Given request = Write out every line from the start of the entries down to the line containing "x-tick-label: 2024 <box>1330", including that line, reproducing each line exactly.

━━━ Dataset rows ━━━

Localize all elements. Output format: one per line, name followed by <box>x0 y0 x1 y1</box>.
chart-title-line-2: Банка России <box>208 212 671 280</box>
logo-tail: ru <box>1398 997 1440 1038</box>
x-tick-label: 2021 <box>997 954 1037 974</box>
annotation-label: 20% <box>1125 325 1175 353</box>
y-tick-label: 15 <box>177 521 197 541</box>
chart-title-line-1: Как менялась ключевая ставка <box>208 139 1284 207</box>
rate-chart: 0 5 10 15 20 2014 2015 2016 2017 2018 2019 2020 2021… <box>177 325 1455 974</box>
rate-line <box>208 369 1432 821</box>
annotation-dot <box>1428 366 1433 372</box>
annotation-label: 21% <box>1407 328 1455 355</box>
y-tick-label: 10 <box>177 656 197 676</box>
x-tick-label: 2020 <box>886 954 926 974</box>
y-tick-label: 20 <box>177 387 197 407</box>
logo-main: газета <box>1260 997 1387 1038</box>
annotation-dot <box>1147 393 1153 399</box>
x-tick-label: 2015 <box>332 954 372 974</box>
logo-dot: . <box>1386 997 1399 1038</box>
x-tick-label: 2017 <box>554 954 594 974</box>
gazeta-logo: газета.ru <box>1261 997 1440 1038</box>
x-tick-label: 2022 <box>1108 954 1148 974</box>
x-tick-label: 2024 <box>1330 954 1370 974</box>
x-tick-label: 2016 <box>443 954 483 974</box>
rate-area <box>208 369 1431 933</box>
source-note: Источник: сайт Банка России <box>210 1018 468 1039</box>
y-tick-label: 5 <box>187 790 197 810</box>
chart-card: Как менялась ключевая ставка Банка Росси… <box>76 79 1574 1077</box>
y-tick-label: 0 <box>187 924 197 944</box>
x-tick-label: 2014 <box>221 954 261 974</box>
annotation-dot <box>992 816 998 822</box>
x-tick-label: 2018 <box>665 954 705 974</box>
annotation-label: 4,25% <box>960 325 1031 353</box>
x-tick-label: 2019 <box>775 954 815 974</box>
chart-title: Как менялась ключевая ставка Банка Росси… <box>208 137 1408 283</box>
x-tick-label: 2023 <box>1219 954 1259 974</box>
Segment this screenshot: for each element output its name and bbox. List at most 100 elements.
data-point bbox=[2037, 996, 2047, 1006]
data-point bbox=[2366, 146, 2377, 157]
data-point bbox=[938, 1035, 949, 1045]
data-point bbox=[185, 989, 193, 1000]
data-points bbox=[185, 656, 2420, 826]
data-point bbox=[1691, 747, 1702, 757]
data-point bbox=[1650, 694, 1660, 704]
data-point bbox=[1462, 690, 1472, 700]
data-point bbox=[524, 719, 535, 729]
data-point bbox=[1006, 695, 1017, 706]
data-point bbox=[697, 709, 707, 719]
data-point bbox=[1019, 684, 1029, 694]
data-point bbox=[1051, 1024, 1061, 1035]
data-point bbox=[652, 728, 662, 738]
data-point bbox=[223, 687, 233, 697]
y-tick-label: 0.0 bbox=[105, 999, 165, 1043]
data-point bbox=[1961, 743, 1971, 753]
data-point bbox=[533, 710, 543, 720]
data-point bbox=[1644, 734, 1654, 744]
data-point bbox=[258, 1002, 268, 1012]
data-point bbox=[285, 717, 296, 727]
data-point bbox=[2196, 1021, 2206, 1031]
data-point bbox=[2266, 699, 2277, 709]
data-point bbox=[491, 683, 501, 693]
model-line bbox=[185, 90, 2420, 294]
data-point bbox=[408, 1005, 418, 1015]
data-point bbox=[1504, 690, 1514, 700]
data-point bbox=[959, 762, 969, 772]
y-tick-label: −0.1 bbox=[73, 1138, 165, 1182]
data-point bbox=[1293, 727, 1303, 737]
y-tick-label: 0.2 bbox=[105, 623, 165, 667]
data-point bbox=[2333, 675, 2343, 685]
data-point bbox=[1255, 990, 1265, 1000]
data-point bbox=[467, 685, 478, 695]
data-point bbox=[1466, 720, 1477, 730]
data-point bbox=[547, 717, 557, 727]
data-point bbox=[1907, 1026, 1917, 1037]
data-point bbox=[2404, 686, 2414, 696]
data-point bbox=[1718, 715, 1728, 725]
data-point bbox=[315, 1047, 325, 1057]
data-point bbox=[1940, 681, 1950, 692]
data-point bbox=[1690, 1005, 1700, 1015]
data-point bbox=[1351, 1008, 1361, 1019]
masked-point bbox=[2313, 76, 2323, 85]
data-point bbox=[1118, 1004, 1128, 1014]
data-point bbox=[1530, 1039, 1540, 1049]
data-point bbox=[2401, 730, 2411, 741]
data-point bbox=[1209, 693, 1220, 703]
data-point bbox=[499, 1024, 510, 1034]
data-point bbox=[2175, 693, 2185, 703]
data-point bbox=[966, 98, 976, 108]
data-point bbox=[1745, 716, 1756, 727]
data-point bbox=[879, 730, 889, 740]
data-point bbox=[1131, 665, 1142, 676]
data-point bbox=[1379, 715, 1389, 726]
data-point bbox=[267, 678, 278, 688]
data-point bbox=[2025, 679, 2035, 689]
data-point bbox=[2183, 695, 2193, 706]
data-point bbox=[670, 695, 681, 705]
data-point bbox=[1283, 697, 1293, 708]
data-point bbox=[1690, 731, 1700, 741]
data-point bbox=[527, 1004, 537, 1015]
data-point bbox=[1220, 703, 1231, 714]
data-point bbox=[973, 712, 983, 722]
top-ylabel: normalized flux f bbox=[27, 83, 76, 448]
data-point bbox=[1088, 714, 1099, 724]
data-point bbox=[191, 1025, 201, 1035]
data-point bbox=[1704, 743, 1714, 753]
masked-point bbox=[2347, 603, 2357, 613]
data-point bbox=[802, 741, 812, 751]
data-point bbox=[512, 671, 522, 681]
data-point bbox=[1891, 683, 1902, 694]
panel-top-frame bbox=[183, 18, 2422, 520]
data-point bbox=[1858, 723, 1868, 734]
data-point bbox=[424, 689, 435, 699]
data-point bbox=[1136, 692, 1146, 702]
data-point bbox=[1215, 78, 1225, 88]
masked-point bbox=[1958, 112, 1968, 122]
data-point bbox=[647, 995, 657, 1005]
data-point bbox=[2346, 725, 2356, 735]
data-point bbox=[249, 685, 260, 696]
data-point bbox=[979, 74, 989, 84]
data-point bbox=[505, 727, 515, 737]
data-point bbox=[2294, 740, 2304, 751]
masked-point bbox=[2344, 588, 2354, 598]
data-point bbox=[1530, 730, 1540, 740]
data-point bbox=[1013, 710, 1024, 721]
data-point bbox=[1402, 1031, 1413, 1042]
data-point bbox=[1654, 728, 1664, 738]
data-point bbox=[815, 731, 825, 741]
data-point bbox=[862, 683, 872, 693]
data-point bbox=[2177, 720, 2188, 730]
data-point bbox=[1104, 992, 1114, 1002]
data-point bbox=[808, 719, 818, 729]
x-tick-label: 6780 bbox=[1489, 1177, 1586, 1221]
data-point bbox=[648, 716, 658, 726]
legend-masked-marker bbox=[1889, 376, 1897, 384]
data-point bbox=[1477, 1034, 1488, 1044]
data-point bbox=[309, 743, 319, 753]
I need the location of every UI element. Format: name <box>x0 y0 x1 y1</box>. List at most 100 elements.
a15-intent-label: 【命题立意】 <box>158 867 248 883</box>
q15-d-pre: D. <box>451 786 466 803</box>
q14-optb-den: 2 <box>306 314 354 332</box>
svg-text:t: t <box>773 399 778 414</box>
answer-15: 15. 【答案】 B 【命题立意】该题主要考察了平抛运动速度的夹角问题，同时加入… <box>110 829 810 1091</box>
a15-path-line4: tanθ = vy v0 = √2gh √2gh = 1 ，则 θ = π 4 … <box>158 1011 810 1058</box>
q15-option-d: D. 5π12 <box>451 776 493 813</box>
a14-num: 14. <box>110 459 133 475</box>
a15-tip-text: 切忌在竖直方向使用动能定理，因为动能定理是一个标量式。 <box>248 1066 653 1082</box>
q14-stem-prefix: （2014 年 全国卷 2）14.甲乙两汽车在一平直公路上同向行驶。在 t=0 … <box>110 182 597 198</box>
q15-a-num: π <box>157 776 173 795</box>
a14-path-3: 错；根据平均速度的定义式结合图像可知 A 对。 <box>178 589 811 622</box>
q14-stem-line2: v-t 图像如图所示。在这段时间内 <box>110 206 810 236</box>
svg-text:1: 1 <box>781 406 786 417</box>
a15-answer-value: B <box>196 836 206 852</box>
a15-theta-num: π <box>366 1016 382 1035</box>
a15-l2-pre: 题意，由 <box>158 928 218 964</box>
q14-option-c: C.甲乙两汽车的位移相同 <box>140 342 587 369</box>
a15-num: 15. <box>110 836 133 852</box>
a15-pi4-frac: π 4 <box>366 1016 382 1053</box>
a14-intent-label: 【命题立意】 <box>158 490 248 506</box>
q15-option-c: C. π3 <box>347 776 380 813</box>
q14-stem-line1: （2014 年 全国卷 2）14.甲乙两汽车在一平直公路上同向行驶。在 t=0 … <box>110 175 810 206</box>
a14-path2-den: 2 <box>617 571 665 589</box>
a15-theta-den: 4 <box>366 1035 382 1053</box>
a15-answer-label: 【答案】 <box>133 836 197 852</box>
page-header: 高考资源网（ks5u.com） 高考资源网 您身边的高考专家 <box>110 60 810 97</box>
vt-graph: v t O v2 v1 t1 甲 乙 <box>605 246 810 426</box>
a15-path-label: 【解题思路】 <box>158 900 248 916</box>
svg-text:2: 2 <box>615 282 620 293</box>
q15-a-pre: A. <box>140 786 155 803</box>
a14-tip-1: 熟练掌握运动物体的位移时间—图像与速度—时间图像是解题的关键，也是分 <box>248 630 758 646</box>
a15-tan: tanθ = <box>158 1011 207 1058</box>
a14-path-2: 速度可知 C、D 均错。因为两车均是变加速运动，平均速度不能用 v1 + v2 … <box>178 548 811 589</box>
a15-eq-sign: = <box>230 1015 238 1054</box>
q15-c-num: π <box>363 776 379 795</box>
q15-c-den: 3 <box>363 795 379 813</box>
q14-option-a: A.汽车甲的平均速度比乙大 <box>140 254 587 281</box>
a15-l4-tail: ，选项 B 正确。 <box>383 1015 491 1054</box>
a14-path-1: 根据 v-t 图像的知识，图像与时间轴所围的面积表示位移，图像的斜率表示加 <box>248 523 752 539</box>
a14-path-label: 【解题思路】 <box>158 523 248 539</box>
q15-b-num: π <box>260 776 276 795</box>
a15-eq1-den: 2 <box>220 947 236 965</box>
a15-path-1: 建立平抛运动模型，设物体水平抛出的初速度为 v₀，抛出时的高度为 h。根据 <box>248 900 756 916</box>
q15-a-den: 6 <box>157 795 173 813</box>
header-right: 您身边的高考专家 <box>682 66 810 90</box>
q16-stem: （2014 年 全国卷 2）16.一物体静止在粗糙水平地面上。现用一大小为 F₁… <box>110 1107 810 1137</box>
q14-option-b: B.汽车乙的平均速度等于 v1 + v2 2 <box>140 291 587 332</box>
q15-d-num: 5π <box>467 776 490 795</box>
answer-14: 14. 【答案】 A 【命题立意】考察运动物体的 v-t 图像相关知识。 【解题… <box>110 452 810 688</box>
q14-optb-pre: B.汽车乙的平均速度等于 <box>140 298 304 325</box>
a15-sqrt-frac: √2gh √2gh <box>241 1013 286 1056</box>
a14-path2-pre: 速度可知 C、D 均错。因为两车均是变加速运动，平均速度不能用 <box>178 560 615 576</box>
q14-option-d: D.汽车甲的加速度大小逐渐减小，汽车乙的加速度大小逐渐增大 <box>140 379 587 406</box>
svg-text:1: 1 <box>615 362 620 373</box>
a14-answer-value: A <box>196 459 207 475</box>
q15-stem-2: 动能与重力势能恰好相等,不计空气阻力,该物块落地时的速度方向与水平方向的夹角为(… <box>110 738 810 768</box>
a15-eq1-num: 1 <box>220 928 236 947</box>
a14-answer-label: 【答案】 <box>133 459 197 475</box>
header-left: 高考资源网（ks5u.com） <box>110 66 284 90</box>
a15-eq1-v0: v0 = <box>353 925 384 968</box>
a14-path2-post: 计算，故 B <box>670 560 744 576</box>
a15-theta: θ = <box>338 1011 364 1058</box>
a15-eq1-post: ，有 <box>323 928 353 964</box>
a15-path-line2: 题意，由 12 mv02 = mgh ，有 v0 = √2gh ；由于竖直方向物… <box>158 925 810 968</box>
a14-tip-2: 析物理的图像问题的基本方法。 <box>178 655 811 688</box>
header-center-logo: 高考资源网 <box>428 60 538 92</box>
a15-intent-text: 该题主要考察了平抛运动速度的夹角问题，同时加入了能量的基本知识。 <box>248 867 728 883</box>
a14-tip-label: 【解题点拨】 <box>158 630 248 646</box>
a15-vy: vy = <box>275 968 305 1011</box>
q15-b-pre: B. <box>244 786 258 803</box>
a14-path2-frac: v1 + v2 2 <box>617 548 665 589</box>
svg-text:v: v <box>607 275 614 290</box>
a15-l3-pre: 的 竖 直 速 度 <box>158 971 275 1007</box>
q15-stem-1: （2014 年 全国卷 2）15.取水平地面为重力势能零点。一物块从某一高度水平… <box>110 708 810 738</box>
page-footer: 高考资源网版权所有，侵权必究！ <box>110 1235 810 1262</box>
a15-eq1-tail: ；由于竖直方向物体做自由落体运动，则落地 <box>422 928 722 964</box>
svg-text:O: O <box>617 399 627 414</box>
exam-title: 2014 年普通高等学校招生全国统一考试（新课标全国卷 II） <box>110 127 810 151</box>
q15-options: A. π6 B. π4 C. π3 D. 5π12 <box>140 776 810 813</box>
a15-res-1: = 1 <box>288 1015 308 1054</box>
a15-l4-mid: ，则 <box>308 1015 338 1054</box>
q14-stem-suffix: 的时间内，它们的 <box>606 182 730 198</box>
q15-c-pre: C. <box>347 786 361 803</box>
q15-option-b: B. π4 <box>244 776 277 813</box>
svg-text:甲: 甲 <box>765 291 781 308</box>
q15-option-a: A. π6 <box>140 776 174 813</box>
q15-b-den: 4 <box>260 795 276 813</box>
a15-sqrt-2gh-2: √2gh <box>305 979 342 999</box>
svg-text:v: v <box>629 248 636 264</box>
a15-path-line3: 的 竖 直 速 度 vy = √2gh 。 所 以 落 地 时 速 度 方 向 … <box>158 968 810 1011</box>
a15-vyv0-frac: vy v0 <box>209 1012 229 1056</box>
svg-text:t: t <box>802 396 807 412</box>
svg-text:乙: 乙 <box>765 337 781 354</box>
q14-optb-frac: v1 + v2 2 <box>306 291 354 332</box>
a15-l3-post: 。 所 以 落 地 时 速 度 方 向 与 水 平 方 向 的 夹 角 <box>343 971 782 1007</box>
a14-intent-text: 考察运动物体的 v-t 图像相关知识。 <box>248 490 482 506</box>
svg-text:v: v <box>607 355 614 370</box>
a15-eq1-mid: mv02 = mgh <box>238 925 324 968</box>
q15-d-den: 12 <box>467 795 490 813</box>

━━━

Solution for this task =
Localize all elements. Output format: one per line, name followed by <box>x0 y0 x1 y1</box>.
chart-title-line-2: Банка России <box>208 212 671 280</box>
logo-tail: ru <box>1398 997 1440 1038</box>
x-tick-label: 2021 <box>997 954 1037 974</box>
annotation-label: 20% <box>1125 325 1175 353</box>
y-tick-label: 15 <box>177 521 197 541</box>
chart-title-line-1: Как менялась ключевая ставка <box>208 139 1284 207</box>
rate-chart: 0 5 10 15 20 2014 2015 2016 2017 2018 2019 2020 2021… <box>177 325 1455 974</box>
rate-line <box>208 369 1432 821</box>
annotation-dot <box>1428 366 1433 372</box>
annotation-label: 21% <box>1407 328 1455 355</box>
y-tick-label: 10 <box>177 656 197 676</box>
x-tick-label: 2020 <box>886 954 926 974</box>
y-tick-label: 20 <box>177 387 197 407</box>
logo-main: газета <box>1260 997 1387 1038</box>
annotation-dot <box>1147 393 1153 399</box>
x-tick-label: 2015 <box>332 954 372 974</box>
logo-dot: . <box>1386 997 1399 1038</box>
x-tick-label: 2017 <box>554 954 594 974</box>
gazeta-logo: газета.ru <box>1261 997 1440 1038</box>
x-tick-label: 2022 <box>1108 954 1148 974</box>
x-tick-label: 2024 <box>1330 954 1370 974</box>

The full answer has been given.